┌─ Passage shown
The proposed method is similar to the SISRs framework, so I suggest the authors discuss its relation to SISRs in the related work section. Many details are not explained clearly, such as how to train the model on VRPTW and PCVRP, what changes are made, and how to meet the constraints.
There needs more baselines to compare. It should introduce more comparison algorithms for VRPTW and PCVRP, and CVRP should also introduce newly emerged baselines such as ELG [1] and UDC [2].

[1] Gao, Chengrui, et al. "Towards generalizable neural solvers for vehicle routing problems via ensemble with transferrable local policy." arXiv preprint arXiv:2308.14104 (2023).

[2] Zheng, Zhi, et al. "Udc: A unified neural divide-and-conquer framework for large-scale combinatorial optimization problems." arXiv preprint arXiv:2407.00312 (2024).

问题

Why is greedy insertion used to reconstruct the solution, rather than other methods such as regret insertion?
Can the proposed method solve the TSP?
└─
Task list =>
1. In the reviewer comments on the routing method, why does the reviewer want the authors to discuss SISRs in the related work section? Answer in one to three sentences.
2. Continue the reviewer comments on the routing method, starting after the question about the TSP.
The rows are separate material and have no connection to the reviewer comments.
┌─ Extracted records
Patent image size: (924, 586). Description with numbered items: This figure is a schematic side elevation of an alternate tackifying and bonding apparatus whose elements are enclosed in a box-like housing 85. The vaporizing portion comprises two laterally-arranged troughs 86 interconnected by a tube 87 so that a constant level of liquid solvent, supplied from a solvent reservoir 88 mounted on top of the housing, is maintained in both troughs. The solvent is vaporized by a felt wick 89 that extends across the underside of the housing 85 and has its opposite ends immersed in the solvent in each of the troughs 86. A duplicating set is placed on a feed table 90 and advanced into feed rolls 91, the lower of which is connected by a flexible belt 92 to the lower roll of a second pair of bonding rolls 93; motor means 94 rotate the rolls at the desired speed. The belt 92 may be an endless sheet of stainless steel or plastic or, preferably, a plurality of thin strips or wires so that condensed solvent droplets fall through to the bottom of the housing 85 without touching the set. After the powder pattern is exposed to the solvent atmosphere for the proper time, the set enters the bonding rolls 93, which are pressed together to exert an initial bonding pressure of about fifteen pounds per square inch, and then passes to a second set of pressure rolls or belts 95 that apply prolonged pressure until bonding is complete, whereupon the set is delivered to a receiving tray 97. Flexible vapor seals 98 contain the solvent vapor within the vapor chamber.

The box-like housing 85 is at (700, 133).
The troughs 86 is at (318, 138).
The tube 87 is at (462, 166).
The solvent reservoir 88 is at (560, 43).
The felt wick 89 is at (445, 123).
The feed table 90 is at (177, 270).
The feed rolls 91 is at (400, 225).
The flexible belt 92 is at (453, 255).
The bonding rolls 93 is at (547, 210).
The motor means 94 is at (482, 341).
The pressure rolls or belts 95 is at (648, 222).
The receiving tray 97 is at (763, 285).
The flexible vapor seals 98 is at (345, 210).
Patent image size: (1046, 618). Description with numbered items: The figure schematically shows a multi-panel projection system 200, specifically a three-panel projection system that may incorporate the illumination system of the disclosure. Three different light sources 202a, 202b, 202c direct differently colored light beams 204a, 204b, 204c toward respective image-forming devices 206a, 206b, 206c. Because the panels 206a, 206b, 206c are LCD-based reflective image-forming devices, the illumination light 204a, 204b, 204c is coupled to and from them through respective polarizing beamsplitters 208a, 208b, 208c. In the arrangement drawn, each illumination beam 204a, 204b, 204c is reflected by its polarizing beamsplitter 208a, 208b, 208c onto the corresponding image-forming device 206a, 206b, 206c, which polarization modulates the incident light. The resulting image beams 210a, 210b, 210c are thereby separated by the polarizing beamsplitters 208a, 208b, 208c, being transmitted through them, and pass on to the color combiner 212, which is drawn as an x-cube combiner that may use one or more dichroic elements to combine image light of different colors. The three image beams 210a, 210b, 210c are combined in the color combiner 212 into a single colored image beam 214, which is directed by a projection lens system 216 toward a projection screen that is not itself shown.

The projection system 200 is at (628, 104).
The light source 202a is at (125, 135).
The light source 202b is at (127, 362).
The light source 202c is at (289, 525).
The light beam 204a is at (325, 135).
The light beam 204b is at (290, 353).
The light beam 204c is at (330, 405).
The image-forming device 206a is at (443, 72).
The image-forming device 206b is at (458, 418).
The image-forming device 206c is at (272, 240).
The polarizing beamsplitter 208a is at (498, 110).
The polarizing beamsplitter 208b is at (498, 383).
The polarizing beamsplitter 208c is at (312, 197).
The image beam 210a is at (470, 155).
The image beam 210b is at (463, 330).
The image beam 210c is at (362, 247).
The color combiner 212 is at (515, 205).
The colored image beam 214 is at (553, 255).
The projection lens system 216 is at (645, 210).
└─
The answers =>
1. The reviewer says the proposed method is similar to the SISRs framework. For that reason, the authors should explain how their method relates to SISRs in the related work section.

2.
There is no ablation study on the random seed v. And could you describe the reason for choosing the hyper-parameters in this paper, such as threshold factor and temperature? Minor question:
Figure 3 should be corrected to a vector diagram.

2024-11-23

Thank you for reviewing our paper and providing feedback!

From my point of view, the framework of this paper is mainly based on SISRs. This paper replaces the heuristic destruction process of SISRs with a learning-based destruction strategy. The greedy insertion with simulated annealing in this paper is essentially the same as the heuristic reconstruction process "greedy insertion with blinks" in SISRs, both of which have the probability of accepting differential solutions to jump out of the local optimum. Based on the above observations, I think the framework of this paper remains at the engineering level. It is a migration of the framework of SISRs, which is not novel enough.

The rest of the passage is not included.